Write out the entries below once more, exactly.

※

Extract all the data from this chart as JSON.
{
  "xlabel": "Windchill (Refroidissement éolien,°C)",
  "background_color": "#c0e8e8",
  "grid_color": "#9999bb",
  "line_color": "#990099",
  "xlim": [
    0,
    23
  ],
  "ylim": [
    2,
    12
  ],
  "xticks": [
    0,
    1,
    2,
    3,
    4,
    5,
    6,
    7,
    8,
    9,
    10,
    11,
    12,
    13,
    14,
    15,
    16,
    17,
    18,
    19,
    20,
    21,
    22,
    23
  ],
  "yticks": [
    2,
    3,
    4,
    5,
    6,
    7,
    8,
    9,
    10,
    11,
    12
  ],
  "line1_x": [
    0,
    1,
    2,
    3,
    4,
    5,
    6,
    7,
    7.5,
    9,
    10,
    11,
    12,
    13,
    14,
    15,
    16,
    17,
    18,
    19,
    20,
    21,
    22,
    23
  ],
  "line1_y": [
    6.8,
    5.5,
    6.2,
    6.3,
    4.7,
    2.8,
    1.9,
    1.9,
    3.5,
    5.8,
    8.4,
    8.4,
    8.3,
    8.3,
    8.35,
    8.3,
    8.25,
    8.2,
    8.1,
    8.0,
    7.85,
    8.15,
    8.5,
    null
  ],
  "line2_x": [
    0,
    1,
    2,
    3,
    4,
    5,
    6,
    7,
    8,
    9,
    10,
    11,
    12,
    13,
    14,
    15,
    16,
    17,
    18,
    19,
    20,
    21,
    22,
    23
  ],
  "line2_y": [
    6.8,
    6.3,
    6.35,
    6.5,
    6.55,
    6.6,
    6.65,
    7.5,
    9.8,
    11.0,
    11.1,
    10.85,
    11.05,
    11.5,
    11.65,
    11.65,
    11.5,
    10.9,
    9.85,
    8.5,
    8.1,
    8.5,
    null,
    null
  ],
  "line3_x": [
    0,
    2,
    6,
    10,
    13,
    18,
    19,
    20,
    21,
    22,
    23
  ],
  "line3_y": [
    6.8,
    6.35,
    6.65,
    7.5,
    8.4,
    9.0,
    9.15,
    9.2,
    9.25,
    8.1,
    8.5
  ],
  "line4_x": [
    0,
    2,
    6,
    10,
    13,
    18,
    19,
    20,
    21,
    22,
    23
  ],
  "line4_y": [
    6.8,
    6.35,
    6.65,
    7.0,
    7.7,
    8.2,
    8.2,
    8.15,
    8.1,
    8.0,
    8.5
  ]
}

※

» THE SOLUTION:
Extract all the data from this chart as JSON.
{
  "xlabel": "Windchill (Refroidissement éolien,°C)",
  "background_color": "#c0e8e8",
  "grid_color": "#9999bb",
  "line_color": "#990099",
  "xlim": [
    0,
    23
  ],
  "ylim": [
    2,
    12
  ],
  "xticks": [
    0,
    1,
    2,
    3,
    4,
    5,
    6,
    7,
    8,
    9,
    10,
    11,
    12,
    13,
    14,
    15,
    16,
    17,
    18,
    19,
    20,
    21,
    22,
    23
  ],
  "yticks": [
    2,
    3,
    4,
    5,
    6,
    7,
    8,
    9,
    10,
    11,
    12
  ],
  "line1_x": [
    0,
    1,
    2,
    3,
    4,
    5,
    6,
    7,
    7.5,
    9,
    10,
    11,
    12,
    13,
    14,
    15,
    16,
    17,
    18,
    19,
    20,
    21,
    22,
    23
  ],
  "line1_y": [
    6.8,
    5.5,
    6.2,
    6.3,
    4.7,
    2.8,
    1.9,
    1.9,
    3.5,
    5.8,
    8.4,
    8.4,
    8.3,
    8.3,
    8.35,
    8.3,
    8.25,
    8.2,
    8.1,
    8.0,
    7.85,
    8.15,
    8.5,
    null
  ],
  "line2_x": [
    0,
    1,
    2,
    3,
    4,
    5,
    6,
    7,
    8,
    9,
    10,
    11,
    12,
    13,
    14,
    15,
    16,
    17,
    18,
    19,
    20,
    21,
    22,
    23
  ],
  "line2_y": [
    6.8,
    6.3,
    6.35,
    6.5,
    6.55,
    6.6,
    6.65,
    7.5,
    9.8,
    11.0,
    11.1,
    10.85,
    11.05,
    11.5,
    11.65,
    11.65,
    11.5,
    10.9,
    9.85,
    8.5,
    8.1,
    8.5,
    null,
    null
  ],
  "line3_x": [
    0,
    2,
    6,
    10,
    13,
    18,
    19,
    20,
    21,
    22,
    23
  ],
  "line3_y": [
    6.8,
    6.35,
    6.65,
    7.5,
    8.4,
    9.0,
    9.15,
    9.2,
    9.25,
    8.1,
    8.5
  ],
  "line4_x": [
    0,
    2,
    6,
    10,
    13,
    18,
    19,
    20,
    21,
    22,
    23
  ],
  "line4_y": [
    6.8,
    6.35,
    6.65,
    7.0,
    7.7,
    8.2,
    8.2,
    8.15,
    8.1,
    8.0,
    8.5
  ]
}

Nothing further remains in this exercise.